» **EXERCISES TO COMPLETE**:
1) In the article on SaaS valuation multiples, which metric is offered as an example of a multiple evaluation when buying a house?
2) Retype the passage of the article on SaaS valuation multiples from "Valuation multiples are" up to and including "gauge of value.".
3) Continue the article on SaaS valuation multiples from the point at which it stops.

====== PROVIDED TEXT

SaaS Valuation Multiples in 2022: What They Are and How to Use Them
After a decade-long increase in SaaS valuation multiples, the upwards trend has reversed course. In 2022, there is more emphasis on profit-based valuation multiples (and the actual costs of profitable growth) versus simple revenue-based valuations of the past several years. There’s also greater variability in valuation between clear market leaders and also-ran products in SaaS categories. In this context, we’re going to review the fundamentals of SaaS valuation multiples so founders are super clear on types of multiples as they analyze their business or look to sell it. What is a SaaS valuation multiple?
We’ve already covered how to value your bootstrapped SaaS company, but how does the multiple play into this?
Valuation multiples are a way to gauge the value of a company simply–based only on one small set of financial metrics.
For example, if you buy a house, you can run a multiple evaluation using Price Per Square Foot. While that’s not the only way to calculate the value of a house, it’s a useful gauge of value.

============
====== GIVEN INFORMATION

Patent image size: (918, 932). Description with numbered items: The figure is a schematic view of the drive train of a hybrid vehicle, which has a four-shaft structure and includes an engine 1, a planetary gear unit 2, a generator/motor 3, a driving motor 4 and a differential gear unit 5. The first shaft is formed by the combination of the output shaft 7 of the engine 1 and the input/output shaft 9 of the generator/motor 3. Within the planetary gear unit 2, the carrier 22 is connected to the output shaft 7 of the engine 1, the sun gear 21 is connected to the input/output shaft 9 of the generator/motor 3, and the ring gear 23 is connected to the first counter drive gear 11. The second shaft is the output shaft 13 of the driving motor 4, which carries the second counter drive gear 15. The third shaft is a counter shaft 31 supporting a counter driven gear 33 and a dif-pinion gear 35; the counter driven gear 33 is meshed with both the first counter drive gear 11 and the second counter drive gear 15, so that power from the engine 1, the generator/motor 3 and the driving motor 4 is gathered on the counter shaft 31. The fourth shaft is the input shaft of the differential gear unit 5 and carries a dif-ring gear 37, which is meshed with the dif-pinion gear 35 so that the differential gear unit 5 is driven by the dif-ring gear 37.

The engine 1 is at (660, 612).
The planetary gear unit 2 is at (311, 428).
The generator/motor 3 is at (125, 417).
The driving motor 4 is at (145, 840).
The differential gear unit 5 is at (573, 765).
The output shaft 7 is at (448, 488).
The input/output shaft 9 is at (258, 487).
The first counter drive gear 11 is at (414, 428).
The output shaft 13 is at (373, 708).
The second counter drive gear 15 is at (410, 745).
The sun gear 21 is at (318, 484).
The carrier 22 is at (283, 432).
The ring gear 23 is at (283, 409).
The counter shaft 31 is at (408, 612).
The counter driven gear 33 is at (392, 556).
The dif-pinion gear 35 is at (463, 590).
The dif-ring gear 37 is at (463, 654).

============
====== GIVEN INFORMATION

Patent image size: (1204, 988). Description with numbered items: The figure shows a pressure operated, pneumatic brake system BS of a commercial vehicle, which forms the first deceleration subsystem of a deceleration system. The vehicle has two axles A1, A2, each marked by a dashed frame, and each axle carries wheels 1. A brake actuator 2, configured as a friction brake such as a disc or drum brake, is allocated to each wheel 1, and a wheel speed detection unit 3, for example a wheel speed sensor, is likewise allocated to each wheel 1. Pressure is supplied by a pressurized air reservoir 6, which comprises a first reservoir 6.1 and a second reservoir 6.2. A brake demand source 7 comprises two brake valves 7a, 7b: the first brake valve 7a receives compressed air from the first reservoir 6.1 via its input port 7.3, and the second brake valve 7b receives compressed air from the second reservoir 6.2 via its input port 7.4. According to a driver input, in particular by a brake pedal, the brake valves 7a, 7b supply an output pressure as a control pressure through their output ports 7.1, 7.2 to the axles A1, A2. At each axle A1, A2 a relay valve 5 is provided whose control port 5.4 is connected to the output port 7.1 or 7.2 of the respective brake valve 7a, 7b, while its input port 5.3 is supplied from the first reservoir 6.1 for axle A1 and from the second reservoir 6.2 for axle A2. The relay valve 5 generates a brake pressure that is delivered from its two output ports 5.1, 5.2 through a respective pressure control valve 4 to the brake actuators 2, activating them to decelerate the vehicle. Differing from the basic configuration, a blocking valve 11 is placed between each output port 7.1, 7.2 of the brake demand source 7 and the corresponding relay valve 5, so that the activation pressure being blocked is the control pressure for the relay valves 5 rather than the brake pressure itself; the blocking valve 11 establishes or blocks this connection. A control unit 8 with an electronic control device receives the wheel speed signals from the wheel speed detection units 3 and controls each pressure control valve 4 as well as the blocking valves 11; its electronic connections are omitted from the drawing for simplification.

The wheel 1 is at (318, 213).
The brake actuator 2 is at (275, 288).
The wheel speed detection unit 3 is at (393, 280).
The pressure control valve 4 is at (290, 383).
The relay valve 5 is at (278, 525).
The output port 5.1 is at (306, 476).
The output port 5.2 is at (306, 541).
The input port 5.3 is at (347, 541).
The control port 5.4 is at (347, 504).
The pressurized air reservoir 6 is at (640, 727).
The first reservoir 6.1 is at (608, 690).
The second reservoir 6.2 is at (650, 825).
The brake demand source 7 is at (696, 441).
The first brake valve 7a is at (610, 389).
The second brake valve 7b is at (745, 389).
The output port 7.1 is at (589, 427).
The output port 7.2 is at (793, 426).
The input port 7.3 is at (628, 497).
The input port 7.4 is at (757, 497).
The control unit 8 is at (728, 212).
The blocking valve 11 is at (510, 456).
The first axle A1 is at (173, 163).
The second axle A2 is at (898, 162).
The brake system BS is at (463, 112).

============
====== GIVEN INFORMATION

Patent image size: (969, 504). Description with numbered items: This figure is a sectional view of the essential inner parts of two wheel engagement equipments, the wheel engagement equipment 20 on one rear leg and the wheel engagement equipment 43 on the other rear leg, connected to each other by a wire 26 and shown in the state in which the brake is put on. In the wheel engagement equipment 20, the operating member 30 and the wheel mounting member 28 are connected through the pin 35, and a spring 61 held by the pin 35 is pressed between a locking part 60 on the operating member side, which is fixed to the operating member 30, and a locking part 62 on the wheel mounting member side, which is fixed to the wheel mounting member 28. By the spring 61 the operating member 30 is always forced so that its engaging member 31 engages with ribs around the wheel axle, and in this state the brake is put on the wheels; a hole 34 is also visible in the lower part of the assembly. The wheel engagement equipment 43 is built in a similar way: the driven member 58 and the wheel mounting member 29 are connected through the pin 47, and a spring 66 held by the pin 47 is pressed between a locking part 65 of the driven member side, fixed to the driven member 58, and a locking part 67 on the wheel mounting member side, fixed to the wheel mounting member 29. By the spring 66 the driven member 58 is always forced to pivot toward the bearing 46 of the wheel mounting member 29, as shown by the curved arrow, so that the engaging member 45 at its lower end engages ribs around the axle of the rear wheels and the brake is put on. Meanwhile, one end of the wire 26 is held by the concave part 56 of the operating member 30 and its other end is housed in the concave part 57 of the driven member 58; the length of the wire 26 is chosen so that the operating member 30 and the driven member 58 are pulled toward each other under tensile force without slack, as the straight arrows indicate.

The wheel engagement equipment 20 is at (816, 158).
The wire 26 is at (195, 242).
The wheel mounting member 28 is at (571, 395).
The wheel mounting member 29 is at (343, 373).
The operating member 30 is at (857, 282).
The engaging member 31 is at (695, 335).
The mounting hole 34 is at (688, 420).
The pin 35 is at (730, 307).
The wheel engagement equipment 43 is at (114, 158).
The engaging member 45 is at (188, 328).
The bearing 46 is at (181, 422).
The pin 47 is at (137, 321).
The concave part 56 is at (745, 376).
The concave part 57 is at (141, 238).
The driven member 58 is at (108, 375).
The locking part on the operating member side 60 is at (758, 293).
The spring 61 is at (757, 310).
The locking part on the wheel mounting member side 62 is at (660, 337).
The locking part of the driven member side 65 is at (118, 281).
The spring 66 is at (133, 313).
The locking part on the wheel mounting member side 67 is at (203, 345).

============

» **THE RESPONSES**:
1) Price Per Square Foot.

2)
Valuation multiples are a way to gauge the value of a company simply–based only on one small set of financial metrics.
For example, if you buy a house, you can run a multiple evaluation using Price Per Square Foot. While that’s not the only way to calculate the value of a house, it’s a useful gauge of value.

3)
Other than multiple-based valuations, there are additional ways to determine the value of a SaaS company. Discounted Cash Flow (DCF) is an estimation of all future profits for a business in today’s dollars and SureSwift Capital’s main method of valuation. Most buy-and-hold acquirers like us (it’s our main playbook), will do a detailed projection of the cash flows of a business to help them value it. But, that’s a very detailed analysis going out over a number of future years, whereas the multiple-based approach can help both inform how founders drive value and estimate value relative to other similar businesses based on their performance today.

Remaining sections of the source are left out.